#### DIRECTIONS
Show every line below where "this" can be found.

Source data

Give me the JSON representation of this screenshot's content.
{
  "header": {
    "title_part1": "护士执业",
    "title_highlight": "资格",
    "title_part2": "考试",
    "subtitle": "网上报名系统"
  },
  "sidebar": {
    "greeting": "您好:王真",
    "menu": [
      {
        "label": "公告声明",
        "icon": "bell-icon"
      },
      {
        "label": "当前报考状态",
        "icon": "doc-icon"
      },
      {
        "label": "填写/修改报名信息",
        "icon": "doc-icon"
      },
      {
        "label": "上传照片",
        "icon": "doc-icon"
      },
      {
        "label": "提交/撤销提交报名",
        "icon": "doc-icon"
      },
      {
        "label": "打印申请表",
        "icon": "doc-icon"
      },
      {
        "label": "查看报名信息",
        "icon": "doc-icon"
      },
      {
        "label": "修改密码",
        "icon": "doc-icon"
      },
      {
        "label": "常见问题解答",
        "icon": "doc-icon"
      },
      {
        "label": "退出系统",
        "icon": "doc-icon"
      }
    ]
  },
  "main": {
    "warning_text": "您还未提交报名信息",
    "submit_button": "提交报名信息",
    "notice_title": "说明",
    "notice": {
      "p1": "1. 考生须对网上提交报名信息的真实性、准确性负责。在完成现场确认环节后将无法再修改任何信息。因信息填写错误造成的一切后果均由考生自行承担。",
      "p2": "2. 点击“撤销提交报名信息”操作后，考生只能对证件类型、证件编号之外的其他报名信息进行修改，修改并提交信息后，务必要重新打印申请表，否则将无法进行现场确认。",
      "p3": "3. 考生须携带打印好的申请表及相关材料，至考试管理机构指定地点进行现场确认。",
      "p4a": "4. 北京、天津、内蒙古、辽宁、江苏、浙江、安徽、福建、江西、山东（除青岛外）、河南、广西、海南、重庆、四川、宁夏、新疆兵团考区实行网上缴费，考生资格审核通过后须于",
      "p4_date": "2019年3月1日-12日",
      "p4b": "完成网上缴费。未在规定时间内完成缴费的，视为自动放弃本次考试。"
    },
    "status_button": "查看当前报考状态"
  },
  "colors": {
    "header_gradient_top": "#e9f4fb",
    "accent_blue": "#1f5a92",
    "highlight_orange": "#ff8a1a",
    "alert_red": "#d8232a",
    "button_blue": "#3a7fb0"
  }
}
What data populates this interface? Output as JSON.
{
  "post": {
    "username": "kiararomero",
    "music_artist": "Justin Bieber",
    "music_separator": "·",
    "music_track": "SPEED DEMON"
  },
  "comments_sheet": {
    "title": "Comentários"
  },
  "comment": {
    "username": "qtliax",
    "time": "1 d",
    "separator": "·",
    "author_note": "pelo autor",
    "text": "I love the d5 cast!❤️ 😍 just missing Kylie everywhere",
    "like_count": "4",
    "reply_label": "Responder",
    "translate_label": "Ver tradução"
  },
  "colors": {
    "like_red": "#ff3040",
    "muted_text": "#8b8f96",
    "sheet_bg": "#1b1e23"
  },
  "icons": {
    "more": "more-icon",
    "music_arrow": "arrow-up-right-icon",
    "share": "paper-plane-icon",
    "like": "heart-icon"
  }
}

#### THE RESPONSE
Give me the JSON representation of this screenshot's content.
What data populates this interface? Output as JSON.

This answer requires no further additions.